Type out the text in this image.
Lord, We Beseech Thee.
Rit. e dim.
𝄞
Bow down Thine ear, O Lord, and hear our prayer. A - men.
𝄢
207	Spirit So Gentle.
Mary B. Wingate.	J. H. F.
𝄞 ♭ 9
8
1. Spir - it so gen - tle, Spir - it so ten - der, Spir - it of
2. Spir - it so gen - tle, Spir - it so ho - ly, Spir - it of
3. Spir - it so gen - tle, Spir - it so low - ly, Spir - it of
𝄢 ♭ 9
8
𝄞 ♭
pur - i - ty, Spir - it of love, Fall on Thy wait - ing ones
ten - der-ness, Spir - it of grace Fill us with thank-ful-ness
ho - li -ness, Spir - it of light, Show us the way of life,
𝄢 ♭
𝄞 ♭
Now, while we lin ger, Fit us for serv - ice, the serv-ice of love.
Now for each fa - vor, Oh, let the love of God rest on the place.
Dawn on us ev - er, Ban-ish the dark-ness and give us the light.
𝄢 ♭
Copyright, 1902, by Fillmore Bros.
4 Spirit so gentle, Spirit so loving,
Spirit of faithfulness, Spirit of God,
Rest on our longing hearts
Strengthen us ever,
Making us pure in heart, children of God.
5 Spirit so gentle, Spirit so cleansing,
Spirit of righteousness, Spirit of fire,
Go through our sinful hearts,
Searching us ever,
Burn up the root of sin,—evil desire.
======
> _Exercise details_: Show, from the listing above, each line that contains the word "ever".

> _Right answer_:
Strengthen us ever,
Searching us ever,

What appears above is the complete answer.